*本文*:
★ ★ ★ ★ ★

前回の記事の続きで異言のお話です。
異言とは、舌から発せられる声あるいは異国の言語(聞き慣れない言葉)を話すことで、いずれも、学んだことのない外国語もしくは意味不明の複雑な言語を操ることができる超自然的な言語知識、およびその現象を指す。異言 - Wikipedia
異言を「超自然的な言語」「霊的言語」と考える教えが出て来るまでは、「超自然的に話せる様になった外国語」と読むのが主流でした。
今回はそんな異言が、聖書の記述ではどの様に描かれているか見て行こうと思います。
この記事では、超自然的な言語の異言を「未知の(言語の)異言」もう一方を「外国語の異言」と呼び、どちらも指さない場合は異言とさせて頂きます。
異言に関する記述は、新約聖書の中で マルコによる福音書・使徒言行録・コリントの信徒への手紙第一の「3つの書」にしか登場しません。
マルコによる福音書「新しい言葉を語る」
マルコの福音書で異言の記述は一箇所のみですが、イエス様が宣教に派遣する前に弟子たちに語られた言葉です。
信じる者には次のようなしるしが伴う。彼らはわたしの名によって悪霊を追い出し、新しい言葉を語る。 手で蛇をつかみ、また、毒を飲んでも決して害を受けず、病人に手を置けば治る。」マルコによる福音者16:17〜18
登場する5つの事柄のひとつ「新しい言葉を語る」が異言の事だと言われています。
「未知の異言」を主張される方は、聖霊の賜物として「未知の異言」「悪霊の追い出し」「病人の癒し」を認めますが、「蛇を掴む」「毒を飲んでも害を受けない」には余り触れません、この2つを除外する聖書からの根拠も示されません。
ここの文脈から読み取れるのは、この箇所は、後に使徒言行録で起こるペンテコステ(聖霊降臨)と、その後の使徒たちの働きを預言するイエス様の言葉と読めます。この箇所から「新しい言葉を語る」が「未知の異言」を示すとは言えないと思います。

★ ★ ★ ★ ★

*課題 1*:
記録の先頭の行から「add-rules-dropdown-menu: Add managed」を含む行までを、両端の行も含めて一字一句変えずに書き写しなさい。

*提供された記録*:
★ ★ ★ ★ ★

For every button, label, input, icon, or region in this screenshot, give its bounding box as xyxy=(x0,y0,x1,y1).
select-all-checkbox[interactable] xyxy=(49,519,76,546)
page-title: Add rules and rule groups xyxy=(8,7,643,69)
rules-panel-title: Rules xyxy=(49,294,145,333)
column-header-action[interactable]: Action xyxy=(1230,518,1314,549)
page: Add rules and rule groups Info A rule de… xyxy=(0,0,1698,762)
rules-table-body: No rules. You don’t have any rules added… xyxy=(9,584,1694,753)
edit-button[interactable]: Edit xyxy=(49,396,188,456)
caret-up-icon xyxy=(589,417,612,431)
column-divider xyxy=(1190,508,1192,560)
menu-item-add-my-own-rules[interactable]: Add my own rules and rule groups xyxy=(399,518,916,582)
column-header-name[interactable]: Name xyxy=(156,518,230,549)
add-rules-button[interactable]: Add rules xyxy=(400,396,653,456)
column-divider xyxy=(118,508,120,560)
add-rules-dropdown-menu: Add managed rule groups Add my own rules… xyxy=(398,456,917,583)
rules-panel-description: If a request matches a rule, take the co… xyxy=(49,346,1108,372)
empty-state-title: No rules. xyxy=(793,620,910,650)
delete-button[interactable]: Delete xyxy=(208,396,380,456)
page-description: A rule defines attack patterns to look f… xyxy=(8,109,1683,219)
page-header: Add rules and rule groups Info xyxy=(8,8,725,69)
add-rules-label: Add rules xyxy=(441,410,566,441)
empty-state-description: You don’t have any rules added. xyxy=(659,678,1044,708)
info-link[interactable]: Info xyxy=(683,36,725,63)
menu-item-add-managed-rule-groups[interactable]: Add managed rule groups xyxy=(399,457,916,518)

★ ★ ★ ★ ★

*課題 2*:
異言についての本文の内容と、次の(a)〜(c)が合っているかどうかを「はい」か「いいえ」で答えなさい。それぞれ、判断の決め手となる本文の語句をそのまま引用しなさい。
(a) 異言に関する記述は、新約聖書の中で三つの書にしか出てこない。
(b) マルコの福音書には、異言の記述が二箇所ある。
(c) 本文では、超自然的な言語の異言を「外国語の異言」と呼ぶ。

*解答 1*:
For every button, label, input, icon, or region in this screenshot, give its bounding box as xyxy=(x0,y0,x1,y1).
select-all-checkbox[interactable] xyxy=(49,519,76,546)
page-title: Add rules and rule groups xyxy=(8,7,643,69)
rules-panel-title: Rules xyxy=(49,294,145,333)
column-header-action[interactable]: Action xyxy=(1230,518,1314,549)
page: Add rules and rule groups Info A rule de… xyxy=(0,0,1698,762)
rules-table-body: No rules. You don’t have any rules added… xyxy=(9,584,1694,753)
edit-button[interactable]: Edit xyxy=(49,396,188,456)
caret-up-icon xyxy=(589,417,612,431)
column-divider xyxy=(1190,508,1192,560)
menu-item-add-my-own-rules[interactable]: Add my own rules and rule groups xyxy=(399,518,916,582)
column-header-name[interactable]: Name xyxy=(156,518,230,549)
add-rules-button[interactable]: Add rules xyxy=(400,396,653,456)
column-divider xyxy=(118,508,120,560)
add-rules-dropdown-menu: Add managed rule groups Add my own rules… xyxy=(398,456,917,583)

*解答 2*:
(a) はい。『異言に関する記述は、新約聖書の中で マルコによる福音書・使徒言行録・コリントの信徒への手紙第一の「3つの書」にしか登場しません』
(b) いいえ。『マルコの福音書で異言の記述は一箇所のみです』
(c) いいえ。『超自然的な言語の異言を「未知の(言語の)異言」もう一方を「外国語の異言」と呼び』